- **Stated goal**
Take down each entry exactly as written.

- **Material provided**
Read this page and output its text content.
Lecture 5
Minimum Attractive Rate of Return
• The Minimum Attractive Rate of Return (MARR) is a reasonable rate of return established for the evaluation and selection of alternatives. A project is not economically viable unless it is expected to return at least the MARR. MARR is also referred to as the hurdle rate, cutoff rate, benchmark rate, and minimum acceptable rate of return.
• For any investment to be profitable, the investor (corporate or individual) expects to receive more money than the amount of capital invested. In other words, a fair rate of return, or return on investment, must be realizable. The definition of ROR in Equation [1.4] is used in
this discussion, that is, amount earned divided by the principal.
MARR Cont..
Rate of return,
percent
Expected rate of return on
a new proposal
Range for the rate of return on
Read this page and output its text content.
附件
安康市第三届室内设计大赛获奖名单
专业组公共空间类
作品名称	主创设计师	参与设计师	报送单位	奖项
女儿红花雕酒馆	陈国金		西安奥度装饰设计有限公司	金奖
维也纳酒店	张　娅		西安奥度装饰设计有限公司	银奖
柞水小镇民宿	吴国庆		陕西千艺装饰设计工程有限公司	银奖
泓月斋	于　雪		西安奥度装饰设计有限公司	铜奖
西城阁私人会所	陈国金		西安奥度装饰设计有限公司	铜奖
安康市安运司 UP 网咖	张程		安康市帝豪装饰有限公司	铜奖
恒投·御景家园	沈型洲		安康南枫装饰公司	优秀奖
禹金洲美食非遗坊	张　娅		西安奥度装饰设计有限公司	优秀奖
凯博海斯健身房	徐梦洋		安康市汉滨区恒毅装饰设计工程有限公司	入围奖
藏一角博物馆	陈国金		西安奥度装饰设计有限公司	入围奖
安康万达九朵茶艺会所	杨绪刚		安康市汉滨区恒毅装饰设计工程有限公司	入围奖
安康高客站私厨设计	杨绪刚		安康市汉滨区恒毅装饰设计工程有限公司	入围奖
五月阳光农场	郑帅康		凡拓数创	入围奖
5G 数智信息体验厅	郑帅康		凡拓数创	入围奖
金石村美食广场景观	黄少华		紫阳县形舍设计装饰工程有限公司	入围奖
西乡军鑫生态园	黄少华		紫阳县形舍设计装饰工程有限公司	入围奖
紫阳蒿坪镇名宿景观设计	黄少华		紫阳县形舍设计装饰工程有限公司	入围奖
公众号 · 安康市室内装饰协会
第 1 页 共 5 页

- **Result of this exercise**
Read this page and output its text content.
Lecture 5
Minimum Attractive Rate of Return
• The Minimum Attractive Rate of Return (MARR) is a reasonable rate of return established for the evaluation and selection of alternatives. A project is not economically viable unless it is expected to return at least the MARR. MARR is also referred to as the hurdle rate, cutoff rate, benchmark rate, and minimum acceptable rate of return.
• For any investment to be profitable, the investor (corporate or individual) expects to receive more money than the amount of capital invested. In other words, a fair rate of return, or return on investment, must be realizable. The definition of ROR in Equation [1.4] is used in
this discussion, that is, amount earned divided by the principal.
MARR Cont..
Rate of return,
percent
Expected rate of return on
a new proposal
Range for the rate of return on
Read this page and output its text content.
附件
安康市第三届室内设计大赛获奖名单
专业组公共空间类
作品名称	主创设计师	参与设计师	报送单位	奖项
女儿红花雕酒馆	陈国金		西安奥度装饰设计有限公司	金奖
维也纳酒店	张　娅		西安奥度装饰设计有限公司	银奖
柞水小镇民宿	吴国庆		陕西千艺装饰设计工程有限公司	银奖
泓月斋	于　雪		西安奥度装饰设计有限公司	铜奖
西城阁私人会所	陈国金		西安奥度装饰设计有限公司	铜奖
安康市安运司 UP 网咖	张程		安康市帝豪装饰有限公司	铜奖
恒投·御景家园	沈型洲		安康南枫装饰公司	优秀奖
禹金洲美食非遗坊	张　娅		西安奥度装饰设计有限公司	优秀奖
凯博海斯健身房	徐梦洋		安康市汉滨区恒毅装饰设计工程有限公司	入围奖
藏一角博物馆	陈国金		西安奥度装饰设计有限公司	入围奖
安康万达九朵茶艺会所	杨绪刚		安康市汉滨区恒毅装饰设计工程有限公司	入围奖
安康高客站私厨设计	杨绪刚		安康市汉滨区恒毅装饰设计工程有限公司	入围奖
五月阳光农场	郑帅康		凡拓数创	入围奖
5G 数智信息体验厅	郑帅康		凡拓数创	入围奖
金石村美食广场景观	黄少华		紫阳县形舍设计装饰工程有限公司	入围奖
西乡军鑫生态园	黄少华		紫阳县形舍设计装饰工程有限公司	入围奖
紫阳蒿坪镇名宿景观设计	黄少华		紫阳县形舍设计装饰工程有限公司	入围奖
公众号 · 安康市室内装饰协会
第 1 页 共 5 页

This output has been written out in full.